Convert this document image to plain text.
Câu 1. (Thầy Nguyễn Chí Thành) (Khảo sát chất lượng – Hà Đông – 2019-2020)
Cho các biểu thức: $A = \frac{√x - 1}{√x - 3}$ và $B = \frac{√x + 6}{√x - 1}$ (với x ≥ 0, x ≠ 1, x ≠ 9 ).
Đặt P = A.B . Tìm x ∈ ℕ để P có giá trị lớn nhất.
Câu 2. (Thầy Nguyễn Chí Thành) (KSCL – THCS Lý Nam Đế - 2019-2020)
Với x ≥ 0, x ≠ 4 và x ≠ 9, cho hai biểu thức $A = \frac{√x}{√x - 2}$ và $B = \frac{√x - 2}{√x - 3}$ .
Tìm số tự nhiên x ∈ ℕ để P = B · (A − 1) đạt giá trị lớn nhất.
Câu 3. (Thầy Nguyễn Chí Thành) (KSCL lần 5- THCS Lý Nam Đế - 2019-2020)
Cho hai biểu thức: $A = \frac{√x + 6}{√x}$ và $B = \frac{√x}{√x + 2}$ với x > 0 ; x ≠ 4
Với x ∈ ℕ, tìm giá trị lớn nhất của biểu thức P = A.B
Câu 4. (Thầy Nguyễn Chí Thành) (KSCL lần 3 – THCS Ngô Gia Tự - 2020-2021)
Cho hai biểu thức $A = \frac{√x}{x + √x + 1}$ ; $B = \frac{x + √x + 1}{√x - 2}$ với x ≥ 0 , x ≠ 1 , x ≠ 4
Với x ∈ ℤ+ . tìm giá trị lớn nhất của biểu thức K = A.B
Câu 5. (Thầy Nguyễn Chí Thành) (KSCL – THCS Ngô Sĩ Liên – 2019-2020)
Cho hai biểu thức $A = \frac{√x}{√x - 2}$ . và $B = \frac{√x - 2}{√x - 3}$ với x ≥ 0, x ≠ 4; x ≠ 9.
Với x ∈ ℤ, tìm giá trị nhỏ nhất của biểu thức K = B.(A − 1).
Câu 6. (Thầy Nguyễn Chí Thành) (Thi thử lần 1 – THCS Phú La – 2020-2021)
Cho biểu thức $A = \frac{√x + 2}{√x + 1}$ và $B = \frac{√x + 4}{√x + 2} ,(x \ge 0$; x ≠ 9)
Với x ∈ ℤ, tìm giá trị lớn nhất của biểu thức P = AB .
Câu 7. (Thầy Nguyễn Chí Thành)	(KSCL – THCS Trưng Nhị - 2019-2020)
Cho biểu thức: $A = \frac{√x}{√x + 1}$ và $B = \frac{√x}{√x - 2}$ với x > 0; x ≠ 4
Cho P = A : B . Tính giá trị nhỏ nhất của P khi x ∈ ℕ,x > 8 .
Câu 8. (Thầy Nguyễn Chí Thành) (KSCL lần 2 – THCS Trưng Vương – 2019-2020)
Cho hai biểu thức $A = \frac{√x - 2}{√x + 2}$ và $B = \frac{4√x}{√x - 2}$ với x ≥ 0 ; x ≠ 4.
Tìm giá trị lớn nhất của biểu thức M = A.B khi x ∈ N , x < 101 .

• • • • • • •

### Requirement:
Write out every entry again, keeping each line exactly the same.

### Solution for this problem:
Convert this document image to plain text.
Câu 1. (Thầy Nguyễn Chí Thành) (Khảo sát chất lượng – Hà Đông – 2019-2020)
Cho các biểu thức: $A = \frac{√x - 1}{√x - 3}$ và $B = \frac{√x + 6}{√x - 1}$ (với x ≥ 0, x ≠ 1, x ≠ 9 ).
Đặt P = A.B . Tìm x ∈ ℕ để P có giá trị lớn nhất.
Câu 2. (Thầy Nguyễn Chí Thành) (KSCL – THCS Lý Nam Đế - 2019-2020)
Với x ≥ 0, x ≠ 4 và x ≠ 9, cho hai biểu thức $A = \frac{√x}{√x - 2}$ và $B = \frac{√x - 2}{√x - 3}$ .
Tìm số tự nhiên x ∈ ℕ để P = B · (A − 1) đạt giá trị lớn nhất.
Câu 3. (Thầy Nguyễn Chí Thành) (KSCL lần 5- THCS Lý Nam Đế - 2019-2020)
Cho hai biểu thức: $A = \frac{√x + 6}{√x}$ và $B = \frac{√x}{√x + 2}$ với x > 0 ; x ≠ 4
Với x ∈ ℕ, tìm giá trị lớn nhất của biểu thức P = A.B
Câu 4. (Thầy Nguyễn Chí Thành) (KSCL lần 3 – THCS Ngô Gia Tự - 2020-2021)
Cho hai biểu thức $A = \frac{√x}{x + √x + 1}$ ; $B = \frac{x + √x + 1}{√x - 2}$ với x ≥ 0 , x ≠ 1 , x ≠ 4
Với x ∈ ℤ+ . tìm giá trị lớn nhất của biểu thức K = A.B
Câu 5. (Thầy Nguyễn Chí Thành) (KSCL – THCS Ngô Sĩ Liên – 2019-2020)
Cho hai biểu thức $A = \frac{√x}{√x - 2}$ . và $B = \frac{√x - 2}{√x - 3}$ với x ≥ 0, x ≠ 4; x ≠ 9.
Với x ∈ ℤ, tìm giá trị nhỏ nhất của biểu thức K = B.(A − 1).
Câu 6. (Thầy Nguyễn Chí Thành) (Thi thử lần 1 – THCS Phú La – 2020-2021)
Cho biểu thức $A = \frac{√x + 2}{√x + 1}$ và $B = \frac{√x + 4}{√x + 2} ,(x \ge 0$; x ≠ 9)
Với x ∈ ℤ, tìm giá trị lớn nhất của biểu thức P = AB .
Câu 7. (Thầy Nguyễn Chí Thành)	(KSCL – THCS Trưng Nhị - 2019-2020)
Cho biểu thức: $A = \frac{√x}{√x + 1}$ và $B = \frac{√x}{√x - 2}$ với x > 0; x ≠ 4
Cho P = A : B . Tính giá trị nhỏ nhất của P khi x ∈ ℕ,x > 8 .
Câu 8. (Thầy Nguyễn Chí Thành) (KSCL lần 2 – THCS Trưng Vương – 2019-2020)
Cho hai biểu thức $A = \frac{√x - 2}{√x + 2}$ và $B = \frac{4√x}{√x - 2}$ với x ≥ 0 ; x ≠ 4.
Tìm giá trị lớn nhất của biểu thức M = A.B khi x ∈ N , x < 101 .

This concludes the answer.